- **Do this**:
Restate the DCGAN training text from "2. To update" up to and including "up the computation.", substituting "RAM" for "memory" throughout.

- **Document extract**:
* START *

The training implementation contains two steps:

1. To update the weights of the D: Train the D by giving it a real image and set the target to one (real), and then do another training by giving it a fake image and set the target to zero (fake). Some of the fake images are created by generator.

2. To update the weights of the G: Feed the fake image to the D to get an output (a value between 0 and 1). Set a new target to 1 (real), and then compute the loss between the output of the D and the new target (always 1). We will backpropagate this error into the G.


Note:

* `fake` is a torch variable because a output of torch model is also a torch variable. So it contains not only the tensor of teh predictions (numbers between 0 and 1), but also the gradients. However, we are not going to use this gradient after back prop the error back to the D. We absolutely don't care of the gradient of the output with respect to the weights of G, it's not a part of the considerations in stochastic gradient descent. So we detach the gradients of the `fake` variable. This will save some memory and speed up the computation.

In [None]:
# Training the DCGANs

criterion = nn.BCELoss() # binary cross entropy (for target either 0 or 1)
optimizerD = optim.Adam(netD.parameters(), lr = 0.0002, betas = (0.5, 0.999)) # betas: coefficients used for computing averages of gradient and its square.
optimizerG = optim.Adam(netG.parameters(), lr = 0.0002, betas = (0.5, 0.999)) 

for epoch in range(25): 

    for i, data in enumerate(dataloader, 0):
        
        ### Step 1 : Train D ###

        netD.zero_grad() # Zero the gradients with respect to the weights.
         
        # Train D on real images
        real, _ = data 
        input = Variable(real) # Wrap it in a variable.
        target = Variable(torch.ones(input.size()[0])) # Train D on real data, so set the target to be 1 (real).
        output = netD(input) # Output is bewteen 0 and 1.
        errD_real = criterion(output, target) 
        
        # Train D on fake images generated from G
        noise = Variable(torch.randn(input.size()[0], 100, 1, 1)) # Random input vector (noise) of the G.
        fake = netG(noise) # G generates some fake images.
        target = Variable(torch.zeros(input.size()[0])) # Train D on fake data, so set the target to be 0 (fake).

* END *

- **Dataset section**:
* START *

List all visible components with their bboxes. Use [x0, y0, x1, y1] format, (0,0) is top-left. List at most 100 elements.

* END *

- **Solution**:
2. To update the weights of the G: Feed the fake image to the D to get an output (a value between 0 and 1). Set a new target to 1 (real), and then compute the loss between the output of the D and the new target (always 1). We will backpropagate this error into the G.


Note:

* `fake` is a torch variable because a output of torch model is also a torch variable. So it contains not only the tensor of teh predictions (numbers between 0 and 1), but also the gradients. However, we are not going to use this gradient after back prop the error back to the D. We absolutely don't care of the gradient of the output with respect to the weights of G, it's not a part of the considerations in stochastic gradient descent. So we detach the gradients of the `fake` variable. This will save some RAM and speed up the computation.